#### [REQUIREMENT]
The complete listing should be restated exactly.

#### [RECORDS SUPPLIED]
-----

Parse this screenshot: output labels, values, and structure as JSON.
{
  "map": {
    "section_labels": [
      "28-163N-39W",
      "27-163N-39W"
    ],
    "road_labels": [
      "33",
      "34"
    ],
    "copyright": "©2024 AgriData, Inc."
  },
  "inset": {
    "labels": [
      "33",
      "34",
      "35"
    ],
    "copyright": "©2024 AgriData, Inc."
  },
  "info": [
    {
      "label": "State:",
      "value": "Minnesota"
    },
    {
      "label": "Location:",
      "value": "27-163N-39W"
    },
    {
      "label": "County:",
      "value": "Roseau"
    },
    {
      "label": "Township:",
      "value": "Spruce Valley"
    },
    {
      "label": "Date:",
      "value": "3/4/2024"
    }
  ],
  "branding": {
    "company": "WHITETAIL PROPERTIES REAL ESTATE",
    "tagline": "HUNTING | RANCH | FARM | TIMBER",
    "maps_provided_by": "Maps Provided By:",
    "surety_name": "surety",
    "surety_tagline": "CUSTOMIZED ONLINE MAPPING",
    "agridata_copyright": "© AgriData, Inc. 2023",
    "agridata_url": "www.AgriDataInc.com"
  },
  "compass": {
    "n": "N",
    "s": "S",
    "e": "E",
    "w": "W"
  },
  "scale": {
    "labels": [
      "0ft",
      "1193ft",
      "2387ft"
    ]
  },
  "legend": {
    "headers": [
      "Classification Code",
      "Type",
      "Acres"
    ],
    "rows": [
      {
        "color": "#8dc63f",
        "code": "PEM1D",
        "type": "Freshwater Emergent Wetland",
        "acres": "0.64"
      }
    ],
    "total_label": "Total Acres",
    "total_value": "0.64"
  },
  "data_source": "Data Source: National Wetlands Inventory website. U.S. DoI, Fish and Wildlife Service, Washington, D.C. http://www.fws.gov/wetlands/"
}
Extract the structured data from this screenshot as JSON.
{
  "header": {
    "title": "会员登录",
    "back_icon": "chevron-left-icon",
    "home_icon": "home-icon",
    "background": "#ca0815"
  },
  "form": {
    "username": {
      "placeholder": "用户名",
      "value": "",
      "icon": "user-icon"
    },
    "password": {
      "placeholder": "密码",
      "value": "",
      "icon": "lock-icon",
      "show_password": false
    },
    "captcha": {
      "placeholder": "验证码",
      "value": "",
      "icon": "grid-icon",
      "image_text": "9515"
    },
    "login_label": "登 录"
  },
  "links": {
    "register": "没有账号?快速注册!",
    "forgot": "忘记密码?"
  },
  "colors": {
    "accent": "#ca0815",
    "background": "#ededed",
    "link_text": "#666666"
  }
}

-----

#### [FULL RESPONSE]
Parse this screenshot: output labels, values, and structure as JSON.
{
  "map": {
    "section_labels": [
      "28-163N-39W",
      "27-163N-39W"
    ],
    "road_labels": [
      "33",
      "34"
    ],
    "copyright": "©2024 AgriData, Inc."
  },
  "inset": {
    "labels": [
      "33",
      "34",
      "35"
    ],
    "copyright": "©2024 AgriData, Inc."
  },
  "info": [
    {
      "label": "State:",
      "value": "Minnesota"
    },
    {
      "label": "Location:",
      "value": "27-163N-39W"
    },
    {
      "label": "County:",
      "value": "Roseau"
    },
    {
      "label": "Township:",
      "value": "Spruce Valley"
    },
    {
      "label": "Date:",
      "value": "3/4/2024"
    }
  ],
  "branding": {
    "company": "WHITETAIL PROPERTIES REAL ESTATE",
    "tagline": "HUNTING | RANCH | FARM | TIMBER",
    "maps_provided_by": "Maps Provided By:",
    "surety_name": "surety",
    "surety_tagline": "CUSTOMIZED ONLINE MAPPING",
    "agridata_copyright": "© AgriData, Inc. 2023",
    "agridata_url": "www.AgriDataInc.com"
  },
  "compass": {
    "n": "N",
    "s": "S",
    "e": "E",
    "w": "W"
  },
  "scale": {
    "labels": [
      "0ft",
      "1193ft",
      "2387ft"
    ]
  },
  "legend": {
    "headers": [
      "Classification Code",
      "Type",
      "Acres"
    ],
    "rows": [
      {
        "color": "#8dc63f",
        "code": "PEM1D",
        "type": "Freshwater Emergent Wetland",
        "acres": "0.64"
      }
    ],
    "total_label": "Total Acres",
    "total_value": "0.64"
  },
  "data_source": "Data Source: National Wetlands Inventory website. U.S. DoI, Fish and Wildlife Service, Washington, D.C. http://www.fws.gov/wetlands/"
}
Extract the structured data from this screenshot as JSON.
{
  "header": {
    "title": "会员登录",
    "back_icon": "chevron-left-icon",
    "home_icon": "home-icon",
    "background": "#ca0815"
  },
  "form": {
    "username": {
      "placeholder": "用户名",
      "value": "",
      "icon": "user-icon"
    },
    "password": {
      "placeholder": "密码",
      "value": "",
      "icon": "lock-icon",
      "show_password": false
    },
    "captcha": {
      "placeholder": "验证码",
      "value": "",
      "icon": "grid-icon",
      "image_text": "9515"
    },
    "login_label": "登 录"
  },
  "links": {
    "register": "没有账号?快速注册!",
    "forgot": "忘记密码?"
  },
  "colors": {
    "accent": "#ca0815",
    "background": "#ededed",
    "link_text": "#666666"
  }
}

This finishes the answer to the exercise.